*** Excerpted records
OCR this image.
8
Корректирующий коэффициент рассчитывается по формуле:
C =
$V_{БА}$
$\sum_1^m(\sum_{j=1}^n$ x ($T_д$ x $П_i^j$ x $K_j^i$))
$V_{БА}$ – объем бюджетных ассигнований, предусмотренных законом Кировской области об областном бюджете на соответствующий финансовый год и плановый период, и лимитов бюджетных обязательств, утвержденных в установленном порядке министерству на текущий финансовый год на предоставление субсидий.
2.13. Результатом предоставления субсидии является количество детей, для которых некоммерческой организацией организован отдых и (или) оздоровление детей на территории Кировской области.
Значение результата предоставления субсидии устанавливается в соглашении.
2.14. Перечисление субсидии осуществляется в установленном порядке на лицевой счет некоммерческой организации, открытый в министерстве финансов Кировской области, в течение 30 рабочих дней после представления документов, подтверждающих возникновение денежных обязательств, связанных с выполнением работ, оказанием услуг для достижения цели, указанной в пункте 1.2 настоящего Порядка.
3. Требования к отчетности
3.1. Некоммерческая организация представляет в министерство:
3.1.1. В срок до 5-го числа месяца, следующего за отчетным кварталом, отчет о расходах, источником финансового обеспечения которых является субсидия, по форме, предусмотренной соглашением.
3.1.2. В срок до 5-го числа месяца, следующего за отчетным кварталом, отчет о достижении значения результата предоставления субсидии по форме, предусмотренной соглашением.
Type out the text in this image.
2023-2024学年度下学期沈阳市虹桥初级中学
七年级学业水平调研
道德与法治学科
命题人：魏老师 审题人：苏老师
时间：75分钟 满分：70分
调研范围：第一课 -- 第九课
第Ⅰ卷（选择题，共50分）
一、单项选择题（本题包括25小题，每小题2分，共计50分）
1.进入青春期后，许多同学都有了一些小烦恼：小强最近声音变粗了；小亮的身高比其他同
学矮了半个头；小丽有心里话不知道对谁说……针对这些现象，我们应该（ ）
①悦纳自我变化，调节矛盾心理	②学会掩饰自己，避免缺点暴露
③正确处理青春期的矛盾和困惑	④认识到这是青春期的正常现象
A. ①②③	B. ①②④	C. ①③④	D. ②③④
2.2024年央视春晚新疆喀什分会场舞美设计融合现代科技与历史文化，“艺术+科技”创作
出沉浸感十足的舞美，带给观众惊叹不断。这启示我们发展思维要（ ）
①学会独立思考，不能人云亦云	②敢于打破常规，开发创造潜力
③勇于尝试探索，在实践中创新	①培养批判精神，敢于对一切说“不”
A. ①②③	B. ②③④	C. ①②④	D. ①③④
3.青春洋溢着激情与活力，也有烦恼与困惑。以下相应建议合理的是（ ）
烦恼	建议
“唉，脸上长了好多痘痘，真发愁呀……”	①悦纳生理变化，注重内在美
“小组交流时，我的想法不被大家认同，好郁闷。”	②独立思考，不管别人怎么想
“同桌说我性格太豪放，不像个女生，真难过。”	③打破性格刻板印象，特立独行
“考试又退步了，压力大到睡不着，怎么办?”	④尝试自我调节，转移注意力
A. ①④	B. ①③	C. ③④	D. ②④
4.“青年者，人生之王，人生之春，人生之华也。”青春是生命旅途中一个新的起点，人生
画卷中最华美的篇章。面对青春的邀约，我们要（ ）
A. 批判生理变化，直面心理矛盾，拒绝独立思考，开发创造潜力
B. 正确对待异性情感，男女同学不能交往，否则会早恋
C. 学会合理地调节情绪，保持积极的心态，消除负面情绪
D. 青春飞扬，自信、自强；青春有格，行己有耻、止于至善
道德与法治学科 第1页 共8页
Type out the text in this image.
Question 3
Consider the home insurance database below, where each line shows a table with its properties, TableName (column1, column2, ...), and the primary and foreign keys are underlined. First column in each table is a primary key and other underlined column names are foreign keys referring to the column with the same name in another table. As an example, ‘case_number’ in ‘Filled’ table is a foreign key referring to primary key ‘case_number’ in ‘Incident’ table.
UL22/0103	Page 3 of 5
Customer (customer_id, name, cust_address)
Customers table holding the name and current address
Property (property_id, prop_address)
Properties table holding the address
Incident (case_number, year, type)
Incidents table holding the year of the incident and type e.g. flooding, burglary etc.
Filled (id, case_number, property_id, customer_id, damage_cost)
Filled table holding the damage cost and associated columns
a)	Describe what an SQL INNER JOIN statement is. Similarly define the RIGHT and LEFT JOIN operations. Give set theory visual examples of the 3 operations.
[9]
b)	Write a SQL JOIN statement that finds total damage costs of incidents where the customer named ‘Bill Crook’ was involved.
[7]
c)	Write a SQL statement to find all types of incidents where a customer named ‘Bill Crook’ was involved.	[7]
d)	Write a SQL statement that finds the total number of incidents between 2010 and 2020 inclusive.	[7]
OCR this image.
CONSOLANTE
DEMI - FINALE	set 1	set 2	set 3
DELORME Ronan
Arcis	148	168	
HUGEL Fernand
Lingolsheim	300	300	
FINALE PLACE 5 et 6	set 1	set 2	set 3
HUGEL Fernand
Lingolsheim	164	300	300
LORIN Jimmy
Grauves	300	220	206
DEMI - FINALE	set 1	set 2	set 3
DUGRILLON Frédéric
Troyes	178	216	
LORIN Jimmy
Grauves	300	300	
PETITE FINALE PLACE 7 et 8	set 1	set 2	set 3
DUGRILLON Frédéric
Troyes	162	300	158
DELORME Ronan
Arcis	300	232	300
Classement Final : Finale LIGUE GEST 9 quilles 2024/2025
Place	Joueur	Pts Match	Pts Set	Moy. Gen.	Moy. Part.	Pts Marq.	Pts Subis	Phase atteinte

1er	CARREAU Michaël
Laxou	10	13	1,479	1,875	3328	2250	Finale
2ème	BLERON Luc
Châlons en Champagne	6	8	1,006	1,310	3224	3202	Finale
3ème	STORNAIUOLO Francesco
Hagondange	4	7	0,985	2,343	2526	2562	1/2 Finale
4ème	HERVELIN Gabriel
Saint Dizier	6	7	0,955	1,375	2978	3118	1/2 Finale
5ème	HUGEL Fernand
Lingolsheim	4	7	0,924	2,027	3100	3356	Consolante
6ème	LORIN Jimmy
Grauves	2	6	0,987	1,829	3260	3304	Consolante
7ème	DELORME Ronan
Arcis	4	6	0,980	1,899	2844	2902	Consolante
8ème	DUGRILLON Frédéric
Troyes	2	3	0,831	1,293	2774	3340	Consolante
******
■ **Task instructions**
Give the entries again in full, exactly as they are written.

■ **Response**
OCR this image.
8
Корректирующий коэффициент рассчитывается по формуле:
C =
$V_{БА}$
$\sum_1^m(\sum_{j=1}^n$ x ($T_д$ x $П_i^j$ x $K_j^i$))
$V_{БА}$ – объем бюджетных ассигнований, предусмотренных законом Кировской области об областном бюджете на соответствующий финансовый год и плановый период, и лимитов бюджетных обязательств, утвержденных в установленном порядке министерству на текущий финансовый год на предоставление субсидий.
2.13. Результатом предоставления субсидии является количество детей, для которых некоммерческой организацией организован отдых и (или) оздоровление детей на территории Кировской области.
Значение результата предоставления субсидии устанавливается в соглашении.
2.14. Перечисление субсидии осуществляется в установленном порядке на лицевой счет некоммерческой организации, открытый в министерстве финансов Кировской области, в течение 30 рабочих дней после представления документов, подтверждающих возникновение денежных обязательств, связанных с выполнением работ, оказанием услуг для достижения цели, указанной в пункте 1.2 настоящего Порядка.
3. Требования к отчетности
3.1. Некоммерческая организация представляет в министерство:
3.1.1. В срок до 5-го числа месяца, следующего за отчетным кварталом, отчет о расходах, источником финансового обеспечения которых является субсидия, по форме, предусмотренной соглашением.
3.1.2. В срок до 5-го числа месяца, следующего за отчетным кварталом, отчет о достижении значения результата предоставления субсидии по форме, предусмотренной соглашением.
Type out the text in this image.
2023-2024学年度下学期沈阳市虹桥初级中学
七年级学业水平调研
道德与法治学科
命题人：魏老师 审题人：苏老师
时间：75分钟 满分：70分
调研范围：第一课 -- 第九课
第Ⅰ卷（选择题，共50分）
一、单项选择题（本题包括25小题，每小题2分，共计50分）
1.进入青春期后，许多同学都有了一些小烦恼：小强最近声音变粗了；小亮的身高比其他同
学矮了半个头；小丽有心里话不知道对谁说……针对这些现象，我们应该（ ）
①悦纳自我变化，调节矛盾心理	②学会掩饰自己，避免缺点暴露
③正确处理青春期的矛盾和困惑	④认识到这是青春期的正常现象
A. ①②③	B. ①②④	C. ①③④	D. ②③④
2.2024年央视春晚新疆喀什分会场舞美设计融合现代科技与历史文化，“艺术+科技”创作
出沉浸感十足的舞美，带给观众惊叹不断。这启示我们发展思维要（ ）
①学会独立思考，不能人云亦云	②敢于打破常规，开发创造潜力
③勇于尝试探索，在实践中创新	①培养批判精神，敢于对一切说“不”
A. ①②③	B. ②③④	C. ①②④	D. ①③④
3.青春洋溢着激情与活力，也有烦恼与困惑。以下相应建议合理的是（ ）
烦恼	建议
“唉，脸上长了好多痘痘，真发愁呀……”	①悦纳生理变化，注重内在美
“小组交流时，我的想法不被大家认同，好郁闷。”	②独立思考，不管别人怎么想
“同桌说我性格太豪放，不像个女生，真难过。”	③打破性格刻板印象，特立独行
“考试又退步了，压力大到睡不着，怎么办?”	④尝试自我调节，转移注意力
A. ①④	B. ①③	C. ③④	D. ②④
4.“青年者，人生之王，人生之春，人生之华也。”青春是生命旅途中一个新的起点，人生
画卷中最华美的篇章。面对青春的邀约，我们要（ ）
A. 批判生理变化，直面心理矛盾，拒绝独立思考，开发创造潜力
B. 正确对待异性情感，男女同学不能交往，否则会早恋
C. 学会合理地调节情绪，保持积极的心态，消除负面情绪
D. 青春飞扬，自信、自强；青春有格，行己有耻、止于至善
道德与法治学科 第1页 共8页
Type out the text in this image.
Question 3
Consider the home insurance database below, where each line shows a table with its properties, TableName (column1, column2, ...), and the primary and foreign keys are underlined. First column in each table is a primary key and other underlined column names are foreign keys referring to the column with the same name in another table. As an example, ‘case_number’ in ‘Filled’ table is a foreign key referring to primary key ‘case_number’ in ‘Incident’ table.
UL22/0103	Page 3 of 5
Customer (customer_id, name, cust_address)
Customers table holding the name and current address
Property (property_id, prop_address)
Properties table holding the address
Incident (case_number, year, type)
Incidents table holding the year of the incident and type e.g. flooding, burglary etc.
Filled (id, case_number, property_id, customer_id, damage_cost)
Filled table holding the damage cost and associated columns
a)	Describe what an SQL INNER JOIN statement is. Similarly define the RIGHT and LEFT JOIN operations. Give set theory visual examples of the 3 operations.
[9]
b)	Write a SQL JOIN statement that finds total damage costs of incidents where the customer named ‘Bill Crook’ was involved.
[7]
c)	Write a SQL statement to find all types of incidents where a customer named ‘Bill Crook’ was involved.	[7]
d)	Write a SQL statement that finds the total number of incidents between 2010 and 2020 inclusive.	[7]
OCR this image.
CONSOLANTE
DEMI - FINALE	set 1	set 2	set 3
DELORME Ronan
Arcis	148	168	
HUGEL Fernand
Lingolsheim	300	300	
FINALE PLACE 5 et 6	set 1	set 2	set 3
HUGEL Fernand
Lingolsheim	164	300	300
LORIN Jimmy
Grauves	300	220	206
DEMI - FINALE	set 1	set 2	set 3
DUGRILLON Frédéric
Troyes	178	216	
LORIN Jimmy
Grauves	300	300	
PETITE FINALE PLACE 7 et 8	set 1	set 2	set 3
DUGRILLON Frédéric
Troyes	162	300	158
DELORME Ronan
Arcis	300	232	300
Classement Final : Finale LIGUE GEST 9 quilles 2024/2025
Place	Joueur	Pts Match	Pts Set	Moy. Gen.	Moy. Part.	Pts Marq.	Pts Subis	Phase atteinte

1er	CARREAU Michaël
Laxou	10	13	1,479	1,875	3328	2250	Finale
2ème	BLERON Luc
Châlons en Champagne	6	8	1,006	1,310	3224	3202	Finale
3ème	STORNAIUOLO Francesco
Hagondange	4	7	0,985	2,343	2526	2562	1/2 Finale
4ème	HERVELIN Gabriel
Saint Dizier	6	7	0,955	1,375	2978	3118	1/2 Finale
5ème	HUGEL Fernand
Lingolsheim	4	7	0,924	2,027	3100	3356	Consolante
6ème	LORIN Jimmy
Grauves	2	6	0,987	1,829	3260	3304	Consolante
7ème	DELORME Ronan
Arcis	4	6	0,980	1,899	2844	2902	Consolante
8ème	DUGRILLON Frédéric
Troyes	2	3	0,831	1,293	2774	3340	Consolante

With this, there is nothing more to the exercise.